§ PEDIDO 1
De acordo com a resenha, qual é o nome do delegado que chega à solução do crime em "Escuridão na clareira"?

§ TEXTO DA PÁGINA
|---|
Copidesque de Sheldon e Robbins

Em “Escuridão na clareira”, Miguel Reale Júnior exagera no lugar-comum, nas frases feitas e nos diálogos vazios
Miguel Reale Júnior, autor de “Escuridão na clareira”
01/03/2007

Há uma imensa dificuldade — senão uma real impossibilidade — em listar os equívocos literários, mas certamente o mais comum é reforçar o mito da facilidade em trabalhar a chamada literatura de entretenimento. E claro que neste caldeirão a literatura policial sofre todos os pecados dos escritores medíocres. O problema começa em achar que um enredo correto descrito com muita ação e pitadas de sexos e corrupção pode resultar num livro de qualidade. Sidney Sheldon cansou os leitores exatamente mostrando as inverdades do mito, embora, a rigor, não possa ser chamado de autor policial ou mesmo de escritor.

Nascido, como reza os preceitos canônicos, do gênio de Edgar Allan Poe, o gênero policial — um bom policial, ressalve-se — está muito além da mistura canhestra de ação, sexo e sangue. Isso se casa melhor com o que poderíamos chamar de literatura do grotesco. A literatura policial é um jogo, um desafio para a inteligência do leitor e, claro, a sagacidade do autor. Mesmo autores consagradíssimos, como Agatha Christie, não chegaram a entender a plenitude do gênero. A dama inglesa tinha tramas tão óbvias que o leitor um pouco mais atento já sabia onde tudo ia chegar ali pelo meio da trama. Mesmo assim, verdade seja dita, cumpriu seu papel ao divertir o leitor e, por fim, fazer uma literatura de entretenimento, mesmo longe dos sonhos de Poe.

Enfim, sem querer inventar teorias, o romance policial, como concebido por seu criador, parte de uma ação tensa que leva aos limites da alma. Seu interesse é desvendar as fronteiras do livre arbítrio e ir até onde pode chegar o homem na trilha de suas ambições. Taí O retrato de Dorian Gray, de Oscar Wilde, atestando esses preceitos.

A incursão do jurista Miguel Reale Júnior pelo romance policial, com a publicação de Escuridão na clareira, definitivamente não chega nem perto do que se poderia esperar de um texto bem construído. O autor exagera no lugar-comum, nas frases feitas e nos diálogos vazios, mas se intimida diante da trama, do aprofundamento psicológico de seus personagens. E, bem à Agatha Christie, no capítulo final destrincha todo o rosário de informações que levou o delegado Rogério Arzibu à solução do crime.
|---|
§ PEDIDO 2
Substitua "y-tick-label" por "y-axis-tick" nas linhas de dados abaixo, da primeira até a que contém "data-point [371,73,380,83]", inclusive, e reproduza esse trecho com todo o resto inalterado.

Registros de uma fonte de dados
|---|
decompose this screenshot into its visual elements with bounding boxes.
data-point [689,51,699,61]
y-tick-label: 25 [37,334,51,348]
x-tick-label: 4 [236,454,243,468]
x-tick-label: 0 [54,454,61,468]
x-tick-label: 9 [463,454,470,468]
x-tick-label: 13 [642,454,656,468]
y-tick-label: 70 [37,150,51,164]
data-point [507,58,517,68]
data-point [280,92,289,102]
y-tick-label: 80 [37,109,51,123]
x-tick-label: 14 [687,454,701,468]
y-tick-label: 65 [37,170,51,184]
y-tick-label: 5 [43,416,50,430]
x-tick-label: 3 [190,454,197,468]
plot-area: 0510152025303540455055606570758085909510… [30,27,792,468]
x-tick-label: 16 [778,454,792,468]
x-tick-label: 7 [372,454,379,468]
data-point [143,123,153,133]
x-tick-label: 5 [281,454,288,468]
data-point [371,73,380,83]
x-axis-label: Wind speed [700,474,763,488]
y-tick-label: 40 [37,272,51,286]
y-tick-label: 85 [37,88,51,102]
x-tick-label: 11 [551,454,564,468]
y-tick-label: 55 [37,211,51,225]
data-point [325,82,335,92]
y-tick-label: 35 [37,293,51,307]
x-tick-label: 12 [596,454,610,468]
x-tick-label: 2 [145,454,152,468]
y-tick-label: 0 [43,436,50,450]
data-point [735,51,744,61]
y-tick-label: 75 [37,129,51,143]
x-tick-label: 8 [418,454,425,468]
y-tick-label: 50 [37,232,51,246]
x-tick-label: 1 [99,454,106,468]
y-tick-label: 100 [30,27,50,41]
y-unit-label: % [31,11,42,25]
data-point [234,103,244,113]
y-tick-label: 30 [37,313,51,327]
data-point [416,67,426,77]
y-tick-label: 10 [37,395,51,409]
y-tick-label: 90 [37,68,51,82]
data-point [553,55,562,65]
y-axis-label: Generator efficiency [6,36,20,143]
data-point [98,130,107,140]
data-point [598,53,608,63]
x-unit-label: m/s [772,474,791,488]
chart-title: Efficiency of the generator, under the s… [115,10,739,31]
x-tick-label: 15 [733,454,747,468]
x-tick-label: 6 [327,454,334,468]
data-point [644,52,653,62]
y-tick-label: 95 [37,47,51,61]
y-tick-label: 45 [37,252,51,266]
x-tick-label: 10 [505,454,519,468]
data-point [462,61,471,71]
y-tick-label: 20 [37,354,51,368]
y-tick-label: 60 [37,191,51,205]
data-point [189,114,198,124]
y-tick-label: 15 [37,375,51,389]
|---|
§ RESPOSTA 1
Rogério Arzibu.

§ RESPOSTA 2
decompose this screenshot into its visual elements with bounding boxes.
data-point [689,51,699,61]
y-axis-tick: 25 [37,334,51,348]
x-tick-label: 4 [236,454,243,468]
x-tick-label: 0 [54,454,61,468]
x-tick-label: 9 [463,454,470,468]
x-tick-label: 13 [642,454,656,468]
y-axis-tick: 70 [37,150,51,164]
data-point [507,58,517,68]
data-point [280,92,289,102]
y-axis-tick: 80 [37,109,51,123]
x-tick-label: 14 [687,454,701,468]
y-axis-tick: 65 [37,170,51,184]
y-axis-tick: 5 [43,416,50,430]
x-tick-label: 3 [190,454,197,468]
plot-area: 0510152025303540455055606570758085909510… [30,27,792,468]
x-tick-label: 16 [778,454,792,468]
x-tick-label: 7 [372,454,379,468]
data-point [143,123,153,133]
x-tick-label: 5 [281,454,288,468]
data-point [371,73,380,83]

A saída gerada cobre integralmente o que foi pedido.